[A run of records]

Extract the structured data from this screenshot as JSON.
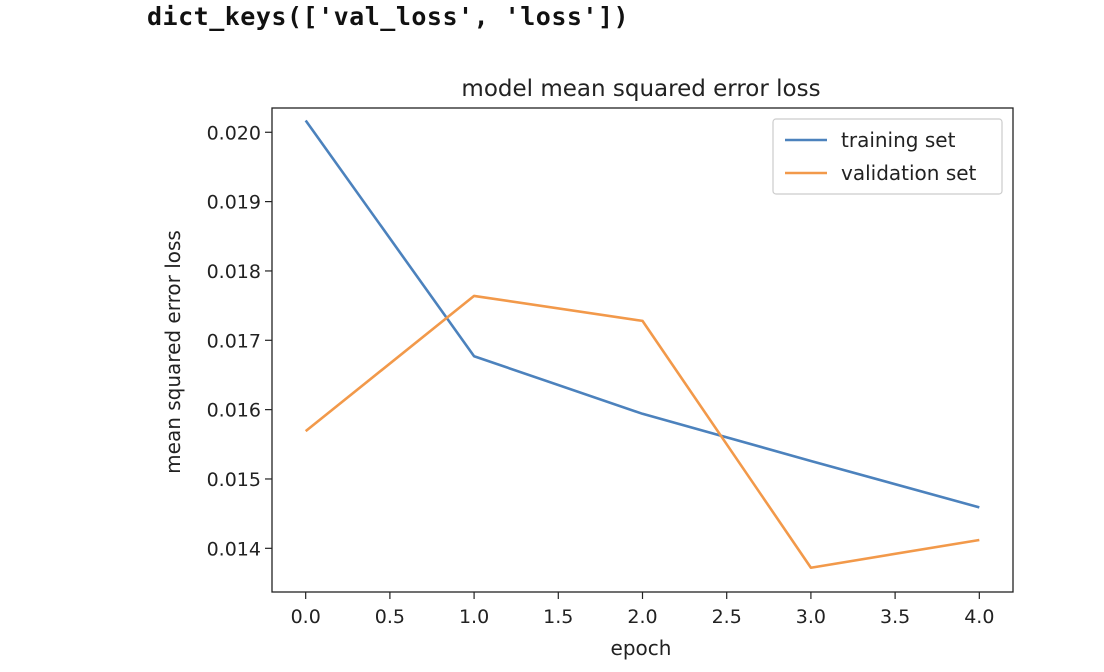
{
  "cell_output": {
    "text": "dict_keys(['val_loss', 'loss'])"
  },
  "chart_data": {
    "type": "line",
    "title": "model mean squared error loss",
    "xlabel": "epoch",
    "ylabel": "mean squared error loss",
    "x": [
      0,
      1,
      2,
      3,
      4
    ],
    "xticks": [
      "0.0",
      "0.5",
      "1.0",
      "1.5",
      "2.0",
      "2.5",
      "3.0",
      "3.5",
      "4.0"
    ],
    "yticks": [
      "0.014",
      "0.015",
      "0.016",
      "0.017",
      "0.018",
      "0.019",
      "0.020"
    ],
    "xlim": [
      -0.2,
      4.2
    ],
    "ylim": [
      0.01337,
      0.02035
    ],
    "grid": false,
    "legend_position": "top-right",
    "series": [
      {
        "name": "training set",
        "color": "#4c82bd",
        "values": [
          0.02017,
          0.01677,
          0.01594,
          0.01526,
          0.01459
        ]
      },
      {
        "name": "validation set",
        "color": "#f2994a",
        "values": [
          0.01569,
          0.01764,
          0.01728,
          0.01372,
          0.01412
        ]
      }
    ]
  }
}
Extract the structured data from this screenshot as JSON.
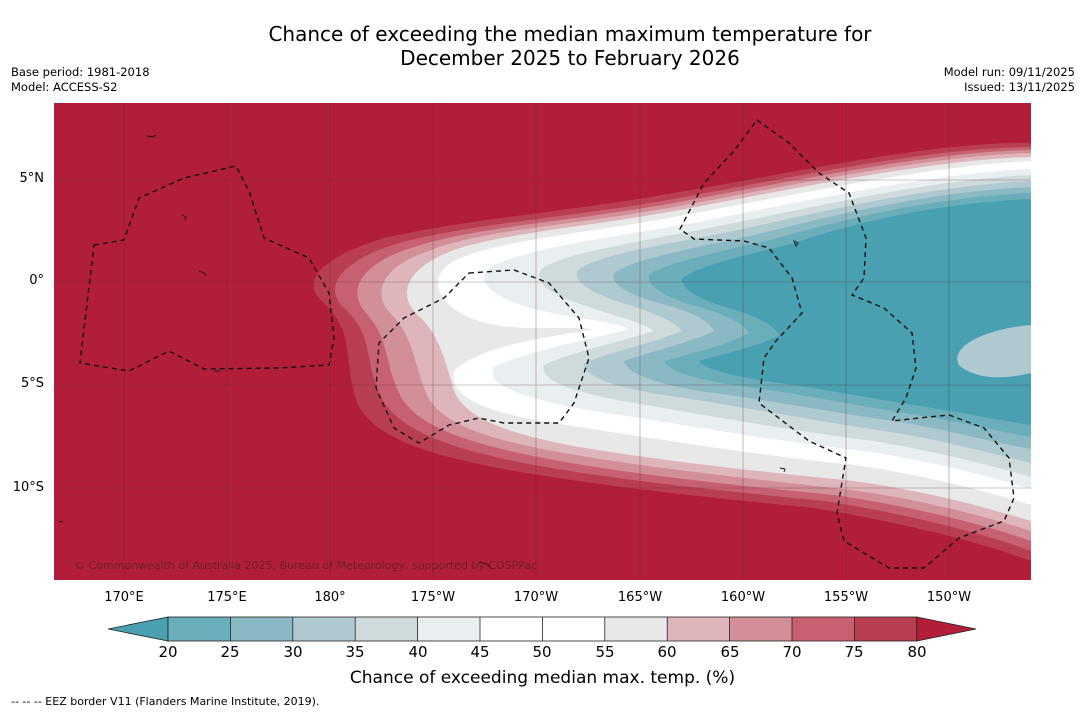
{
  "title": {
    "line1": "Chance of exceeding the median maximum temperature for",
    "line2": "December 2025 to February 2026"
  },
  "meta": {
    "base_period": "Base period: 1981-2018",
    "model": "Model: ACCESS-S2",
    "model_run": "Model run: 09/11/2025",
    "issued": "Issued: 13/11/2025"
  },
  "map": {
    "region": "Equatorial Pacific",
    "copyright": "© Commonwealth of Australia 2025, Bureau of Meteorology, supported by COSPPac",
    "lat_ticks": [
      "5°N",
      "0°",
      "5°S",
      "10°S"
    ],
    "lon_ticks": [
      "170°E",
      "175°E",
      "180°",
      "175°W",
      "170°W",
      "165°W",
      "160°W",
      "155°W",
      "150°W"
    ],
    "colors": {
      "c20": "#48a0b1",
      "c25": "#6aaebb",
      "c30": "#8ab9c4",
      "c35": "#aec9cf",
      "c40": "#cfdadc",
      "c45": "#e9eef0",
      "c50": "#ffffff",
      "c55": "#ffffff",
      "c60": "#e8e8e8",
      "c65": "#dfb5bc",
      "c70": "#d28f98",
      "c75": "#c76172",
      "c80": "#b93e52",
      "over": "#b21e3a"
    }
  },
  "colorbar": {
    "ticks": [
      "20",
      "25",
      "30",
      "35",
      "40",
      "45",
      "50",
      "55",
      "60",
      "65",
      "70",
      "75",
      "80"
    ],
    "label": "Chance of exceeding median max. temp. (%)"
  },
  "footnote": "--  --  -- EEZ border V11 (Flanders Marine Institute, 2019)."
}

◆ Set problem: Every entry above should be duplicated exactly. Do not include the images.

◆ Result below:
Extract the structured data from this screenshot as JSON.
{
  "cell_output": {
    "text": "dict_keys(['val_loss', 'loss'])"
  },
  "chart_data": {
    "type": "line",
    "title": "model mean squared error loss",
    "xlabel": "epoch",
    "ylabel": "mean squared error loss",
    "x": [
      0,
      1,
      2,
      3,
      4
    ],
    "xticks": [
      "0.0",
      "0.5",
      "1.0",
      "1.5",
      "2.0",
      "2.5",
      "3.0",
      "3.5",
      "4.0"
    ],
    "yticks": [
      "0.014",
      "0.015",
      "0.016",
      "0.017",
      "0.018",
      "0.019",
      "0.020"
    ],
    "xlim": [
      -0.2,
      4.2
    ],
    "ylim": [
      0.01337,
      0.02035
    ],
    "grid": false,
    "legend_position": "top-right",
    "series": [
      {
        "name": "training set",
        "color": "#4c82bd",
        "values": [
          0.02017,
          0.01677,
          0.01594,
          0.01526,
          0.01459
        ]
      },
      {
        "name": "validation set",
        "color": "#f2994a",
        "values": [
          0.01569,
          0.01764,
          0.01728,
          0.01372,
          0.01412
        ]
      }
    ]
  }
}
Extract the structured data from this screenshot as JSON.
{
  "title": {
    "line1": "Chance of exceeding the median maximum temperature for",
    "line2": "December 2025 to February 2026"
  },
  "meta": {
    "base_period": "Base period: 1981-2018",
    "model": "Model: ACCESS-S2",
    "model_run": "Model run: 09/11/2025",
    "issued": "Issued: 13/11/2025"
  },
  "map": {
    "region": "Equatorial Pacific",
    "copyright": "© Commonwealth of Australia 2025, Bureau of Meteorology, supported by COSPPac",
    "lat_ticks": [
      "5°N",
      "0°",
      "5°S",
      "10°S"
    ],
    "lon_ticks": [
      "170°E",
      "175°E",
      "180°",
      "175°W",
      "170°W",
      "165°W",
      "160°W",
      "155°W",
      "150°W"
    ],
    "colors": {
      "c20": "#48a0b1",
      "c25": "#6aaebb",
      "c30": "#8ab9c4",
      "c35": "#aec9cf",
      "c40": "#cfdadc",
      "c45": "#e9eef0",
      "c50": "#ffffff",
      "c55": "#ffffff",
      "c60": "#e8e8e8",
      "c65": "#dfb5bc",
      "c70": "#d28f98",
      "c75": "#c76172",
      "c80": "#b93e52",
      "over": "#b21e3a"
    }
  },
  "colorbar": {
    "ticks": [
      "20",
      "25",
      "30",
      "35",
      "40",
      "45",
      "50",
      "55",
      "60",
      "65",
      "70",
      "75",
      "80"
    ],
    "label": "Chance of exceeding median max. temp. (%)"
  },
  "footnote": "--  --  -- EEZ border V11 (Flanders Marine Institute, 2019)."
}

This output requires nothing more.